Your task: Find and copy lines holding "Nordanstigs".

Provided data:
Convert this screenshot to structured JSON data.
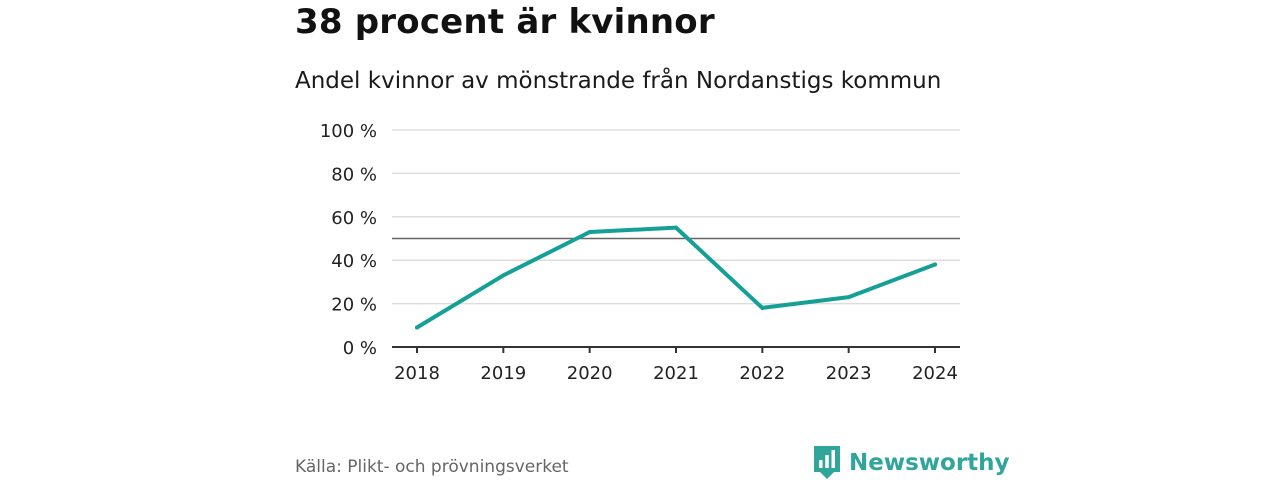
{
  "header": {
    "title": "38 procent är kvinnor",
    "subtitle": "Andel kvinnor av mönstrande från Nordanstigs kommun"
  },
  "footer": {
    "source": "Källa: Plikt- och prövningsverket",
    "brand": "Newsworthy"
  },
  "colors": {
    "line": "#14a097",
    "grid": "#dddddd",
    "reference": "#666666",
    "axis": "#333333",
    "brand": "#2fa59b"
  },
  "icons": {
    "brand_logo": "newsworthy-logo-icon"
  },
  "chart_data": {
    "type": "line",
    "title": "38 procent är kvinnor",
    "subtitle": "Andel kvinnor av mönstrande från Nordanstigs kommun",
    "xlabel": "",
    "ylabel": "",
    "categories": [
      "2018",
      "2019",
      "2020",
      "2021",
      "2022",
      "2023",
      "2024"
    ],
    "series": [
      {
        "name": "Andel kvinnor",
        "values": [
          9,
          33,
          53,
          55,
          18,
          23,
          38
        ]
      }
    ],
    "ylim": [
      0,
      100
    ],
    "yticks": [
      0,
      20,
      40,
      60,
      80,
      100
    ],
    "ytick_labels": [
      "0 %",
      "20 %",
      "40 %",
      "60 %",
      "80 %",
      "100 %"
    ],
    "reference_line": 50,
    "grid": true,
    "legend": "none"
  }
}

Result of the exercise:
    "subtitle": "Andel kvinnor av mönstrande från Nordanstigs kommun"
    "subtitle": "Andel kvinnor av mönstrande från Nordanstigs kommun",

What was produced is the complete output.